### AIM OF THE TASK
Where does the string "this" appear? Copy every line of the entries below that holds it.

[Figure content listings]

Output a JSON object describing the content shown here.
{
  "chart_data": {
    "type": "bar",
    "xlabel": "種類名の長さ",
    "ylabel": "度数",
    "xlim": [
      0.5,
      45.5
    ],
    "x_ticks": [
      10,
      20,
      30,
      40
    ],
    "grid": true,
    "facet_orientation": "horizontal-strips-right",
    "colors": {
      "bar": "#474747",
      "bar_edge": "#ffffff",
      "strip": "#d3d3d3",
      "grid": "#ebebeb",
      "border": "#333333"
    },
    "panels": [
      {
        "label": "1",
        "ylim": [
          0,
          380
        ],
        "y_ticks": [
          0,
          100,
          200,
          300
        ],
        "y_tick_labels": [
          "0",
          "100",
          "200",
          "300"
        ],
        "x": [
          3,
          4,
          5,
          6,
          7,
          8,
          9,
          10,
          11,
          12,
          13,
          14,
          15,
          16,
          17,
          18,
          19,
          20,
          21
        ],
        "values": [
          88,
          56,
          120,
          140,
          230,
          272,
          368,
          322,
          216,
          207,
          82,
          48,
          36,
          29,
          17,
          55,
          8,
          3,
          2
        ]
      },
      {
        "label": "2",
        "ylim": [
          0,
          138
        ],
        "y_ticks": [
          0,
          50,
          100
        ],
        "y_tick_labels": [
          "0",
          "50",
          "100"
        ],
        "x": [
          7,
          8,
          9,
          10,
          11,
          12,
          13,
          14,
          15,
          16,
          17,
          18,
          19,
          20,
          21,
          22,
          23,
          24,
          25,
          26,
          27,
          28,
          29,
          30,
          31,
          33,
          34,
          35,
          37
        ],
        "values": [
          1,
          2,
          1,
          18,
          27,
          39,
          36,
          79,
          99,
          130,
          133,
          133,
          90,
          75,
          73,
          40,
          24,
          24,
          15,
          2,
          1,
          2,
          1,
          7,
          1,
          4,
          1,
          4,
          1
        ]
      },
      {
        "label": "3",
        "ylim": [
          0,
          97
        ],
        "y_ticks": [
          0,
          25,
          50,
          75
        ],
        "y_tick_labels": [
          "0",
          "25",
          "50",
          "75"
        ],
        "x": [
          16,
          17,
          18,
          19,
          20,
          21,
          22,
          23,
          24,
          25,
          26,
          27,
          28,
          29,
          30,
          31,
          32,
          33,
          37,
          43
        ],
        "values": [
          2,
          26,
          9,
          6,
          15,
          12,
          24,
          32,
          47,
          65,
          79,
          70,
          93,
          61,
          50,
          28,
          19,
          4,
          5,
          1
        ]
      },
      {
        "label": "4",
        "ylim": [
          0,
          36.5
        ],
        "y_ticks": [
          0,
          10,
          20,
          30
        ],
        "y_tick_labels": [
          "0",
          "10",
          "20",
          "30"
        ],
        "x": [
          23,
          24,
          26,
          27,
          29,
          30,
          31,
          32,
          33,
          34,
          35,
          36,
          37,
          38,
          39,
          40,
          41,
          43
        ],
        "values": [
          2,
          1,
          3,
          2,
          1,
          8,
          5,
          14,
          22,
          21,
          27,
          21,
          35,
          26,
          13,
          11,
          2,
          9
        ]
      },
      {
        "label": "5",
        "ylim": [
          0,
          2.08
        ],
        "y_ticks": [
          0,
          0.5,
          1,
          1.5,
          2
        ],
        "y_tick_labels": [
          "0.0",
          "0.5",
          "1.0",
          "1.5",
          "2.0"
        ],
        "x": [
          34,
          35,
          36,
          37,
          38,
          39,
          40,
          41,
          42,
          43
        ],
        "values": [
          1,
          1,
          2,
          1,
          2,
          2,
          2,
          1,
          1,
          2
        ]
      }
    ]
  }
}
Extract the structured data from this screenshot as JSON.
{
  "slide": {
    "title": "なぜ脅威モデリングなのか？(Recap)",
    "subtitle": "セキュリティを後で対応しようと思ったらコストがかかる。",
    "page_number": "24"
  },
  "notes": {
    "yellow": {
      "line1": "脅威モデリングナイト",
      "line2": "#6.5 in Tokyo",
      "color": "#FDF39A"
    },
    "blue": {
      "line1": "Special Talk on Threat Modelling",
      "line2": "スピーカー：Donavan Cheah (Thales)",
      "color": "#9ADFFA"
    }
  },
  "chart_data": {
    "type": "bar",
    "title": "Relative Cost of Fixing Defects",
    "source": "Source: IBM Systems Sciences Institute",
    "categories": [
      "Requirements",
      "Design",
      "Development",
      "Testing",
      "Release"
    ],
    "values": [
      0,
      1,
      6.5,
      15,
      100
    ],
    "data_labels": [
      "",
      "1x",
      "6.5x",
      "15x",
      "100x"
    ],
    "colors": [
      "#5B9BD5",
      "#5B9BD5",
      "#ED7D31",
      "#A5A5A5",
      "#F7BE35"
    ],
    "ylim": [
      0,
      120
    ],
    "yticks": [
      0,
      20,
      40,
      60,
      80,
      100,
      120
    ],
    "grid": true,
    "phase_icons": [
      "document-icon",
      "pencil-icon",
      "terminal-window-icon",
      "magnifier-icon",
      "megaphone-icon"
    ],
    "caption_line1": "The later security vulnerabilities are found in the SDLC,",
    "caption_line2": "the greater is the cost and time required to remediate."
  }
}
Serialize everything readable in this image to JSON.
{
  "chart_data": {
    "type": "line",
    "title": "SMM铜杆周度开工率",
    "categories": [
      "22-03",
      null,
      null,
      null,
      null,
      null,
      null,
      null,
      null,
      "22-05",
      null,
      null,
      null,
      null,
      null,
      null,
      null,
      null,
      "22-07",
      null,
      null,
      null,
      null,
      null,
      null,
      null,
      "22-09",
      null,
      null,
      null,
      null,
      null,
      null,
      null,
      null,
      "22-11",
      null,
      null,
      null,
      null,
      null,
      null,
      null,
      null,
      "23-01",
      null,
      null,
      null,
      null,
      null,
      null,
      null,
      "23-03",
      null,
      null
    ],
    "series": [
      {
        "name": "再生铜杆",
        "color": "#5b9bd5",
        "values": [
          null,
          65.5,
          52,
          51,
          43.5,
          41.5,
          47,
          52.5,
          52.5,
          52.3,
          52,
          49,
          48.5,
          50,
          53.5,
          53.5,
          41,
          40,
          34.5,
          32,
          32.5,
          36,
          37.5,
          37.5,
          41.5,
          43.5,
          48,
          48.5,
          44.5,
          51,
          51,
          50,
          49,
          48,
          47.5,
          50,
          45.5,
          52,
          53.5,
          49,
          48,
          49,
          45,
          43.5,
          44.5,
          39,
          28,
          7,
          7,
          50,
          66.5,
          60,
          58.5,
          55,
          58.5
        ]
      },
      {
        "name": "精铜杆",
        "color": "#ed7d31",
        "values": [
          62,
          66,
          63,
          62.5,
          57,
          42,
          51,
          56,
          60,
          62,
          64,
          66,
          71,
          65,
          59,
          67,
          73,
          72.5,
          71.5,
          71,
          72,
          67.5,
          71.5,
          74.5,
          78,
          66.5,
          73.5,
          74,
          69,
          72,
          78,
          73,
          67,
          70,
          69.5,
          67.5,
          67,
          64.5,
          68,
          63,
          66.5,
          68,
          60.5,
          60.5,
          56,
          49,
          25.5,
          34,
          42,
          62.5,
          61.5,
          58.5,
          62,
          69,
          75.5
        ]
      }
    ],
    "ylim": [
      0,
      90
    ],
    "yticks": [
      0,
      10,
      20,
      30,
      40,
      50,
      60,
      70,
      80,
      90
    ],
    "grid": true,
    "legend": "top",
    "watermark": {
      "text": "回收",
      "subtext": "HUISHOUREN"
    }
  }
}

### RESPONSE TO THE EXERCISE
Extract the structured data from this screenshot as JSON.
Serialize everything readable in this image to JSON.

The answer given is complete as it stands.